— start of RECORDS PROVIDED —

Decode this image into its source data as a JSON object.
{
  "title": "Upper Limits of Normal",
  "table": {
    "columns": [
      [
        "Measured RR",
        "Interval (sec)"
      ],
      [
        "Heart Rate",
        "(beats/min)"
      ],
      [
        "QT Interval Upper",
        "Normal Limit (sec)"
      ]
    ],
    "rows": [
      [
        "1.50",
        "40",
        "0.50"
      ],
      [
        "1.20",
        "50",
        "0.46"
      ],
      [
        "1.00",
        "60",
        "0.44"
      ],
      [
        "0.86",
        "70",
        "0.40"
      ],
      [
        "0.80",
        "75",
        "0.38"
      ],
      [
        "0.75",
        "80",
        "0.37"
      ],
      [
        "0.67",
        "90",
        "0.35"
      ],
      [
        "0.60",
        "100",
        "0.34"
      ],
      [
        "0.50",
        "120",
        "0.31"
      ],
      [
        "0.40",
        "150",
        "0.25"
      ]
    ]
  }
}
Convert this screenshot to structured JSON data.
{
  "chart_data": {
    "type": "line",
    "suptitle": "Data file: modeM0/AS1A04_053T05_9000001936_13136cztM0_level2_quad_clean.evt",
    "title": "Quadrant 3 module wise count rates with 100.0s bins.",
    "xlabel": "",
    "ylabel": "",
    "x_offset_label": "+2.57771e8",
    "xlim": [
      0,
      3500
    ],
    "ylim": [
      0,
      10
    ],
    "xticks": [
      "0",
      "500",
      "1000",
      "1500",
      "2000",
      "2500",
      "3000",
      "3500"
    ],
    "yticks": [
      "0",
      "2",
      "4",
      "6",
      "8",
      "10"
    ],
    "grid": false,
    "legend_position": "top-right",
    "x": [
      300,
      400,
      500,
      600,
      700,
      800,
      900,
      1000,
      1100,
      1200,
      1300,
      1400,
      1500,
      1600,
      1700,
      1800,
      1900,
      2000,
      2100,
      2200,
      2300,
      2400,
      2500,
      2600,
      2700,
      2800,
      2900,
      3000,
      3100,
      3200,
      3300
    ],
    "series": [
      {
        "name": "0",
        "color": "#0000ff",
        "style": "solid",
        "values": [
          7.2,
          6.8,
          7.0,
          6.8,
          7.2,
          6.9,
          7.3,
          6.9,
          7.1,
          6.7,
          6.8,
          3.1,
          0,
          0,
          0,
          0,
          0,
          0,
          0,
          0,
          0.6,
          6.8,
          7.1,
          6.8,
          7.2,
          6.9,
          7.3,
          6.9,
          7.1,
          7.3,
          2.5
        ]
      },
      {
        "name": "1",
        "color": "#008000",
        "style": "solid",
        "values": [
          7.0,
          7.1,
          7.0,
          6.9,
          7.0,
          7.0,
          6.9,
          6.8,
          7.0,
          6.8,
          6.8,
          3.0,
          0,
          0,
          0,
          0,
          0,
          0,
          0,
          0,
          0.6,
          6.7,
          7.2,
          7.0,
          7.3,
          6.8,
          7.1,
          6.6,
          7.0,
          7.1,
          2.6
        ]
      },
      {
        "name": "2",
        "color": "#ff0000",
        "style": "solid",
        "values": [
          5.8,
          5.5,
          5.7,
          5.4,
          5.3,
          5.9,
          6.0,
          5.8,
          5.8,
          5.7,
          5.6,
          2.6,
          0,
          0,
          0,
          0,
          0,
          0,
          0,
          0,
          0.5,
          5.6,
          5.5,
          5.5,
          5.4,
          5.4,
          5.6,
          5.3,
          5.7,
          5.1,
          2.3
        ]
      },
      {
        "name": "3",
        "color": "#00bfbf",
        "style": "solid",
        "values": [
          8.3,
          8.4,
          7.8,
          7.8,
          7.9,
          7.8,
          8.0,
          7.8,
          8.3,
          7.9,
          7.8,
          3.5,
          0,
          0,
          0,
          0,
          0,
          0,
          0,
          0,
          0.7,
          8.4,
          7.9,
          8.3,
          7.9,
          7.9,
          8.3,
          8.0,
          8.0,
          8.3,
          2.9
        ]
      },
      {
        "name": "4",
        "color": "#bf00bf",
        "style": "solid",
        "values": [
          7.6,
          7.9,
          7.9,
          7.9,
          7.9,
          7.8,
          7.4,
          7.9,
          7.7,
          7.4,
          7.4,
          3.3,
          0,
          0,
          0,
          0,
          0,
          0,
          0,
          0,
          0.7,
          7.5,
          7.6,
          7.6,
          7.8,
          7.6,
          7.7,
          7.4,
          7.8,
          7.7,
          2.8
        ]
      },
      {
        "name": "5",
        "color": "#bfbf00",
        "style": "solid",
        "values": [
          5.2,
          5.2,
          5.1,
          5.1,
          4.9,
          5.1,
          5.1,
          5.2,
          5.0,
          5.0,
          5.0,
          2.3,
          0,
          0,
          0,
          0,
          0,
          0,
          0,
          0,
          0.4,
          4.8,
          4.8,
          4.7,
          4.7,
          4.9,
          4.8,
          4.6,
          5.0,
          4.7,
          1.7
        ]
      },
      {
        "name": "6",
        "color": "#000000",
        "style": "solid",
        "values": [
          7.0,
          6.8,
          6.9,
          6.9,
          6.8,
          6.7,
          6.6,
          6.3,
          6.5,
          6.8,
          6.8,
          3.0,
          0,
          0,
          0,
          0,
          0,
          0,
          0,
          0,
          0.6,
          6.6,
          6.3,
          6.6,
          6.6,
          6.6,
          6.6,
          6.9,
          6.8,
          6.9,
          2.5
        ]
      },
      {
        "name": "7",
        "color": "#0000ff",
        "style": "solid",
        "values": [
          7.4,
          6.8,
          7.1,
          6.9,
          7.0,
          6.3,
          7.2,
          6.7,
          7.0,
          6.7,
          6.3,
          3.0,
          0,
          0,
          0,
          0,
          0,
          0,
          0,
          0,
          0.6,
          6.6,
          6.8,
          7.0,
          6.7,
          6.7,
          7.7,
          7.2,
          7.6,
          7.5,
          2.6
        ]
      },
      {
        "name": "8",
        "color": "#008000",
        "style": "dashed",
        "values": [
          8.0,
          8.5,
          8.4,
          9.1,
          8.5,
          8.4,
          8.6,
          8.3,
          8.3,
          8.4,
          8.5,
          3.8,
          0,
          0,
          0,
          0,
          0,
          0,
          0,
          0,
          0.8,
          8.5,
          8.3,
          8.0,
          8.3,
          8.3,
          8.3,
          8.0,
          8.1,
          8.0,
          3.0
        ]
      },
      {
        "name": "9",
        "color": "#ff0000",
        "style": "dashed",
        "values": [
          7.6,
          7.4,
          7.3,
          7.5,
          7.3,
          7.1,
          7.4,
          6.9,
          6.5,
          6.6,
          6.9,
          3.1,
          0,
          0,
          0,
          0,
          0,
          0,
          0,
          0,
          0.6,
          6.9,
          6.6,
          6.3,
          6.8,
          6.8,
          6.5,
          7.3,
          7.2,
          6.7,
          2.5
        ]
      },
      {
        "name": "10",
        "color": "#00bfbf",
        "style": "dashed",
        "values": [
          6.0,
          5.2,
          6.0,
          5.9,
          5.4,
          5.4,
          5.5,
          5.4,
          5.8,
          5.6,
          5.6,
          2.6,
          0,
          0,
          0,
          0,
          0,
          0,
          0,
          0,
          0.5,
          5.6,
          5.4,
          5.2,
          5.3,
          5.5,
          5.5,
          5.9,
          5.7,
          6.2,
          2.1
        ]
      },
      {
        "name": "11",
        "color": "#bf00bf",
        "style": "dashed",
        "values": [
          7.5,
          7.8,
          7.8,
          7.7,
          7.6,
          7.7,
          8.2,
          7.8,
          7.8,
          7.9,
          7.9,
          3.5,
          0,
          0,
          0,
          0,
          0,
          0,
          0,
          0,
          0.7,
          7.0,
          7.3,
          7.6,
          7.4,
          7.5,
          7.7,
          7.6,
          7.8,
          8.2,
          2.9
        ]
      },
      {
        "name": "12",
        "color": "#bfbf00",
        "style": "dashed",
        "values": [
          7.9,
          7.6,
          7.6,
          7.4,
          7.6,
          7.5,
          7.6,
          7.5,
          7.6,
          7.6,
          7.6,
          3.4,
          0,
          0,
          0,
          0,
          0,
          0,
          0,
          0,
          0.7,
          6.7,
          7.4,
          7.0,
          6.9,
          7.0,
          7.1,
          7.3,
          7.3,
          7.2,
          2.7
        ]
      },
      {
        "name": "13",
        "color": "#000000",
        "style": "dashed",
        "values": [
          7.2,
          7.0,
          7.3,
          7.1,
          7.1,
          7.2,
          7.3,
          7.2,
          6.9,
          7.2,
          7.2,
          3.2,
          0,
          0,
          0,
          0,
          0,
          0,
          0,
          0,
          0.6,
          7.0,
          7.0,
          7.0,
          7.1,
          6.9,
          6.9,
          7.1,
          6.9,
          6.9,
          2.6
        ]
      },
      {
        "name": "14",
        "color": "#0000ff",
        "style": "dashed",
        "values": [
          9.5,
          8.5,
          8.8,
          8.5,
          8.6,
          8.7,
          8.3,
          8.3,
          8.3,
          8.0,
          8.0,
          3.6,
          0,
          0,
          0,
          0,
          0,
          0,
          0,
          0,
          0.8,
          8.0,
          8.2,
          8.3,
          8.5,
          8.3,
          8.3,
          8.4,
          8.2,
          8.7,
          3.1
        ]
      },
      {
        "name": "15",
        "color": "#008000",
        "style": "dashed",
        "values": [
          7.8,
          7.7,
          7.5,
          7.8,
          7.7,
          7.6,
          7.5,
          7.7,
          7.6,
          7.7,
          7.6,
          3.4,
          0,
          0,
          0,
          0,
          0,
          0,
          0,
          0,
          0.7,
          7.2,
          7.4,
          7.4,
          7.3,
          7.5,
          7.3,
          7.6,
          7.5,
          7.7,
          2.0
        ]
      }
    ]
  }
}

— end of RECORDS PROVIDED —

◆ TASK DESCRIPTION: Look through the data and gather every line with the string "Normal" in it.

◆ OUTPUT FOR THIS EXERCISE:
  "title": "Upper Limits of Normal",
        "Normal Limit (sec)"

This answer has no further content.